[Dataset entries]
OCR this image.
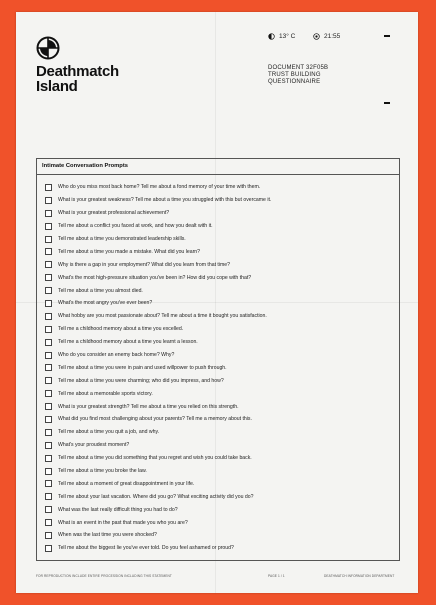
Deathmatch
Island
13° C	21:55
DOCUMENT 32F05B
TRUST BUILDING
QUESTIONNAIRE
Intimate Conversation Prompts
Who do you miss most back home? Tell me about a fond memory of your time with them.
What is your greatest weakness? Tell me about a time you struggled with this but overcame it.
What is your greatest professional achievement?
Tell me about a conflict you faced at work, and how you dealt with it.
Tell me about a time you demonstrated leadership skills.
Tell me about a time you made a mistake. What did you learn?
Why is there a gap in your employment? What did you learn from that time?
What's the most high-pressure situation you've been in? How did you cope with that?
Tell me about a time you almost died.
What's the most angry you've ever been?
What hobby are you most passionate about? Tell me about a time it bought you satisfaction.
Tell me a childhood memory about a time you excelled.
Tell me a childhood memory about a time you learnt a lesson.
Who do you consider an enemy back home? Why?
Tell me about a time you were in pain and used willpower to push through.
Tell me about a time you were charming; who did you impress, and how?
Tell me about a memorable sports victory.
What is your greatest strength? Tell me about a time you relied on this strength.
What did you find most challenging about your parents? Tell me a memory about this.
Tell me about a time you quit a job, and why.
What's your proudest moment?
Tell me about a time you did something that you regret and wish you could take back.
Tell me about a time you broke the law.
Tell me about a moment of great disappointment in your life.
Tell me about your last vacation. Where did you go? What exciting activity did you do?
What was the last really difficult thing you had to do?
What is an event in the past that made you who you are?
When was the last time you were shocked?
Tell me about the biggest lie you've ever told. Do you feel ashamed or proud?
FOR REPRODUCTION INCLUDE ENTIRE PROCESSION INCLUDING THIS STATEMENT	PAGE 1 / 1	DEATHMATCH INFORMATION DEPARTMENT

• **YOUR TASK**: Pictures excluded, quote all the data above exactly.

• **SOLUTION TO THE PROBLEM**:
OCR this image.
Deathmatch
Island
13° C	21:55
DOCUMENT 32F05B
TRUST BUILDING
QUESTIONNAIRE
Intimate Conversation Prompts
Who do you miss most back home? Tell me about a fond memory of your time with them.
What is your greatest weakness? Tell me about a time you struggled with this but overcame it.
What is your greatest professional achievement?
Tell me about a conflict you faced at work, and how you dealt with it.
Tell me about a time you demonstrated leadership skills.
Tell me about a time you made a mistake. What did you learn?
Why is there a gap in your employment? What did you learn from that time?
What's the most high-pressure situation you've been in? How did you cope with that?
Tell me about a time you almost died.
What's the most angry you've ever been?
What hobby are you most passionate about? Tell me about a time it bought you satisfaction.
Tell me a childhood memory about a time you excelled.
Tell me a childhood memory about a time you learnt a lesson.
Who do you consider an enemy back home? Why?
Tell me about a time you were in pain and used willpower to push through.
Tell me about a time you were charming; who did you impress, and how?
Tell me about a memorable sports victory.
What is your greatest strength? Tell me about a time you relied on this strength.
What did you find most challenging about your parents? Tell me a memory about this.
Tell me about a time you quit a job, and why.
What's your proudest moment?
Tell me about a time you did something that you regret and wish you could take back.
Tell me about a time you broke the law.
Tell me about a moment of great disappointment in your life.
Tell me about your last vacation. Where did you go? What exciting activity did you do?
What was the last really difficult thing you had to do?
What is an event in the past that made you who you are?
When was the last time you were shocked?
Tell me about the biggest lie you've ever told. Do you feel ashamed or proud?
FOR REPRODUCTION INCLUDE ENTIRE PROCESSION INCLUDING THIS STATEMENT	PAGE 1 / 1	DEATHMATCH INFORMATION DEPARTMENT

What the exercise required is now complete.